Request. Below are the records. List every line holding the word "condominiums".

-----

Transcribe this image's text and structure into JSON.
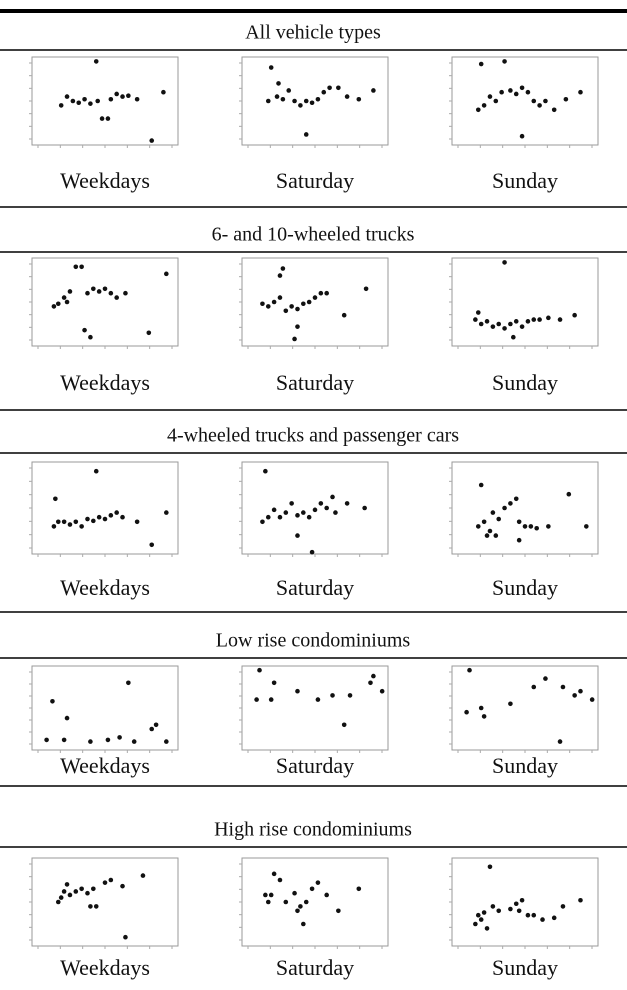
{
  "sections": [
    {
      "title": "All vehicle types",
      "charts": [
        {
          "type": "scatter",
          "label": "Weekdays",
          "xlim": [
            0,
            100
          ],
          "ylim": [
            0,
            100
          ],
          "x": [
            20,
            24,
            28,
            32,
            36,
            40,
            45,
            48,
            52,
            54,
            58,
            62,
            66,
            72,
            44,
            90,
            82
          ],
          "values": [
            45,
            55,
            50,
            48,
            52,
            47,
            50,
            30,
            30,
            52,
            58,
            55,
            56,
            52,
            95,
            60,
            5
          ]
        },
        {
          "type": "scatter",
          "label": "Saturday",
          "xlim": [
            0,
            100
          ],
          "ylim": [
            0,
            100
          ],
          "x": [
            18,
            20,
            24,
            28,
            32,
            36,
            40,
            44,
            48,
            52,
            56,
            60,
            66,
            72,
            80,
            90,
            44,
            25
          ],
          "values": [
            50,
            88,
            55,
            52,
            62,
            50,
            45,
            50,
            48,
            52,
            60,
            65,
            65,
            55,
            52,
            62,
            12,
            70
          ]
        },
        {
          "type": "scatter",
          "label": "Sunday",
          "xlim": [
            0,
            100
          ],
          "ylim": [
            0,
            100
          ],
          "x": [
            18,
            22,
            26,
            30,
            34,
            40,
            44,
            48,
            52,
            56,
            60,
            64,
            70,
            78,
            88,
            20,
            36,
            48
          ],
          "values": [
            40,
            45,
            55,
            50,
            60,
            62,
            58,
            65,
            60,
            50,
            45,
            50,
            40,
            52,
            60,
            92,
            95,
            10
          ]
        }
      ]
    },
    {
      "title": "6- and 10-wheeled trucks",
      "charts": [
        {
          "type": "scatter",
          "label": "Weekdays",
          "xlim": [
            0,
            100
          ],
          "ylim": [
            0,
            100
          ],
          "x": [
            15,
            18,
            22,
            26,
            30,
            34,
            38,
            42,
            46,
            50,
            54,
            58,
            64,
            40,
            36,
            80,
            92,
            24
          ],
          "values": [
            45,
            48,
            55,
            62,
            90,
            90,
            60,
            65,
            62,
            65,
            60,
            55,
            60,
            10,
            18,
            15,
            82,
            50
          ]
        },
        {
          "type": "scatter",
          "label": "Saturday",
          "xlim": [
            0,
            100
          ],
          "ylim": [
            0,
            100
          ],
          "x": [
            14,
            18,
            22,
            26,
            30,
            34,
            38,
            42,
            46,
            50,
            54,
            58,
            70,
            85,
            26,
            28,
            38,
            36
          ],
          "values": [
            48,
            45,
            50,
            55,
            40,
            45,
            42,
            48,
            50,
            55,
            60,
            60,
            35,
            65,
            80,
            88,
            22,
            8
          ]
        },
        {
          "type": "scatter",
          "label": "Sunday",
          "xlim": [
            0,
            100
          ],
          "ylim": [
            0,
            100
          ],
          "x": [
            16,
            20,
            24,
            28,
            32,
            36,
            40,
            44,
            48,
            52,
            56,
            60,
            66,
            74,
            84,
            36,
            42,
            18
          ],
          "values": [
            30,
            25,
            28,
            22,
            25,
            20,
            25,
            28,
            22,
            28,
            30,
            30,
            32,
            30,
            35,
            95,
            10,
            38
          ]
        }
      ]
    },
    {
      "title": "4-wheeled trucks and passenger cars",
      "charts": [
        {
          "type": "scatter",
          "label": "Weekdays",
          "xlim": [
            0,
            100
          ],
          "ylim": [
            0,
            100
          ],
          "x": [
            15,
            18,
            22,
            26,
            30,
            34,
            38,
            42,
            46,
            50,
            54,
            58,
            62,
            72,
            82,
            92,
            16,
            44
          ],
          "values": [
            30,
            35,
            35,
            32,
            35,
            30,
            38,
            36,
            40,
            38,
            42,
            45,
            40,
            35,
            10,
            45,
            60,
            90
          ]
        },
        {
          "type": "scatter",
          "label": "Saturday",
          "xlim": [
            0,
            100
          ],
          "ylim": [
            0,
            100
          ],
          "x": [
            14,
            18,
            22,
            26,
            30,
            34,
            38,
            42,
            46,
            50,
            54,
            58,
            64,
            72,
            84,
            16,
            38,
            48,
            62
          ],
          "values": [
            35,
            40,
            48,
            40,
            45,
            55,
            42,
            45,
            40,
            48,
            55,
            50,
            45,
            55,
            50,
            90,
            20,
            2,
            62
          ]
        },
        {
          "type": "scatter",
          "label": "Sunday",
          "xlim": [
            0,
            100
          ],
          "ylim": [
            0,
            100
          ],
          "x": [
            18,
            22,
            26,
            28,
            32,
            36,
            40,
            44,
            46,
            50,
            54,
            58,
            66,
            80,
            92,
            20,
            30,
            46,
            24
          ],
          "values": [
            30,
            35,
            25,
            45,
            38,
            50,
            55,
            60,
            35,
            30,
            30,
            28,
            30,
            65,
            30,
            75,
            20,
            15,
            20
          ]
        }
      ]
    },
    {
      "title": "Low rise condominiums",
      "charts": [
        {
          "type": "scatter",
          "label": "Weekdays",
          "xlim": [
            0,
            100
          ],
          "ylim": [
            0,
            100
          ],
          "x": [
            10,
            14,
            22,
            24,
            40,
            52,
            60,
            66,
            70,
            82,
            85,
            92
          ],
          "values": [
            12,
            58,
            12,
            38,
            10,
            12,
            15,
            80,
            10,
            25,
            30,
            10
          ]
        },
        {
          "type": "scatter",
          "label": "Saturday",
          "xlim": [
            0,
            100
          ],
          "ylim": [
            0,
            100
          ],
          "x": [
            10,
            12,
            20,
            22,
            38,
            52,
            62,
            70,
            74,
            88,
            90,
            96
          ],
          "values": [
            60,
            95,
            60,
            80,
            70,
            60,
            65,
            30,
            65,
            80,
            88,
            70
          ]
        },
        {
          "type": "scatter",
          "label": "Sunday",
          "xlim": [
            0,
            100
          ],
          "ylim": [
            0,
            100
          ],
          "x": [
            10,
            12,
            20,
            22,
            40,
            56,
            64,
            74,
            76,
            84,
            88,
            96
          ],
          "values": [
            45,
            95,
            50,
            40,
            55,
            75,
            85,
            10,
            75,
            65,
            70,
            60
          ]
        }
      ]
    },
    {
      "title": "High rise condominiums",
      "charts": [
        {
          "type": "scatter",
          "label": "Weekdays",
          "xlim": [
            0,
            100
          ],
          "ylim": [
            0,
            100
          ],
          "x": [
            18,
            20,
            22,
            24,
            26,
            30,
            34,
            38,
            42,
            40,
            44,
            50,
            54,
            62,
            76,
            64
          ],
          "values": [
            50,
            55,
            62,
            70,
            58,
            62,
            65,
            60,
            65,
            45,
            45,
            72,
            75,
            68,
            80,
            10
          ]
        },
        {
          "type": "scatter",
          "label": "Saturday",
          "xlim": [
            0,
            100
          ],
          "ylim": [
            0,
            100
          ],
          "x": [
            16,
            18,
            20,
            22,
            26,
            30,
            36,
            38,
            40,
            42,
            44,
            48,
            52,
            58,
            66,
            80
          ],
          "values": [
            58,
            50,
            58,
            82,
            75,
            50,
            60,
            40,
            45,
            25,
            50,
            65,
            72,
            58,
            40,
            65
          ]
        },
        {
          "type": "scatter",
          "label": "Sunday",
          "xlim": [
            0,
            100
          ],
          "ylim": [
            0,
            100
          ],
          "x": [
            16,
            18,
            20,
            22,
            24,
            28,
            32,
            40,
            44,
            46,
            48,
            52,
            56,
            62,
            70,
            76,
            88,
            26
          ],
          "values": [
            25,
            35,
            30,
            38,
            20,
            45,
            40,
            42,
            48,
            40,
            52,
            35,
            35,
            30,
            32,
            45,
            52,
            90
          ]
        }
      ]
    }
  ]
}
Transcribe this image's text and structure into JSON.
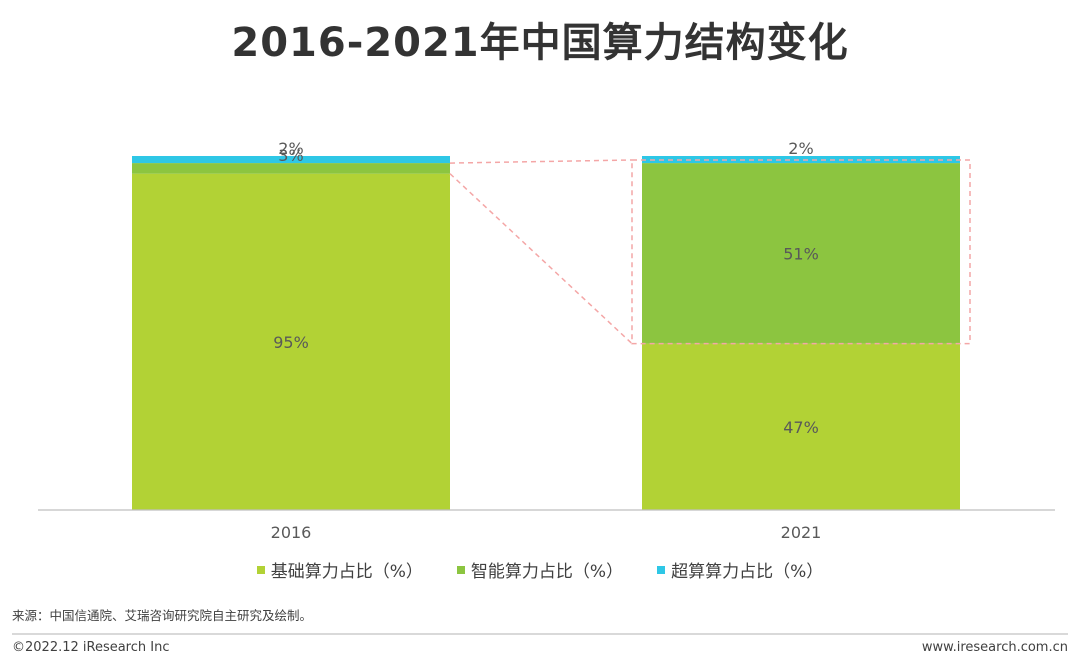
{
  "title": "2016-2021年中国算力结构变化",
  "chart_data": {
    "type": "bar",
    "stacked": true,
    "categories": [
      "2016",
      "2021"
    ],
    "series": [
      {
        "name": "基础算力占比（%）",
        "values": [
          95,
          47
        ],
        "labels": [
          "95%",
          "47%"
        ],
        "color": "#b2d235"
      },
      {
        "name": "智能算力占比（%）",
        "values": [
          3,
          51
        ],
        "labels": [
          "3%",
          "51%"
        ],
        "color": "#8cc540"
      },
      {
        "name": "超算算力占比（%）",
        "values": [
          2,
          2
        ],
        "labels": [
          "2%",
          "2%"
        ],
        "color": "#2ec7e6"
      }
    ],
    "ylim": [
      0,
      100
    ],
    "grid": false,
    "legend_position": "bottom",
    "highlight_color": "#f4a6a6"
  },
  "source": "来源：中国信通院、艾瑞咨询研究院自主研究及绘制。",
  "footer": {
    "copyright": "©2022.12 iResearch Inc",
    "website": "www.iresearch.com.cn"
  }
}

-----

Problem solution.
      "title": "Low rise condominiums",
      "title": "High rise condominiums",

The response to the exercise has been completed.